# start of RECORD SET

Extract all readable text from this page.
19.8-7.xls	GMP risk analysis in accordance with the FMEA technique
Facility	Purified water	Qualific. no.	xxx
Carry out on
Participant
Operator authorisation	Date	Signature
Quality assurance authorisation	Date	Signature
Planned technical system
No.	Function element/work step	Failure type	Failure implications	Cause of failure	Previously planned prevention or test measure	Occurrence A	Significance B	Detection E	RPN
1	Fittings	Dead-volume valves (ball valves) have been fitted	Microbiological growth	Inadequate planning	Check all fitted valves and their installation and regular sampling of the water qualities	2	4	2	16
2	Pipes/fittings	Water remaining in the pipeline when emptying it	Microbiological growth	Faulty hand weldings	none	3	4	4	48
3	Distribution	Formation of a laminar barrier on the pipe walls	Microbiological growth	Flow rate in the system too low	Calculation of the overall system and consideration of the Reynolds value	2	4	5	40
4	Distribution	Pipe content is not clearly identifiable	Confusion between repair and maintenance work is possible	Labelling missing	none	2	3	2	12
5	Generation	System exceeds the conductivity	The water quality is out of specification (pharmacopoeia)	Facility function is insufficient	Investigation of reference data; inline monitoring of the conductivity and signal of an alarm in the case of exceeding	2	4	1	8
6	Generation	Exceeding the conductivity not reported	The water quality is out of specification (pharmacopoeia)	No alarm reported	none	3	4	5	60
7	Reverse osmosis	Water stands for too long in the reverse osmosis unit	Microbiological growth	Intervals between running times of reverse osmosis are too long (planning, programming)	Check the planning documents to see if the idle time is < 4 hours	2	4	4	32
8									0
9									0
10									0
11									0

# end of RECORD SET

= REQUIRED WORK =
Search the lines above for the string "Date" and copy each line that has it.

= THE REPLY =
Operator authorisation	Date	Signature
Quality assurance authorisation	Date	Signature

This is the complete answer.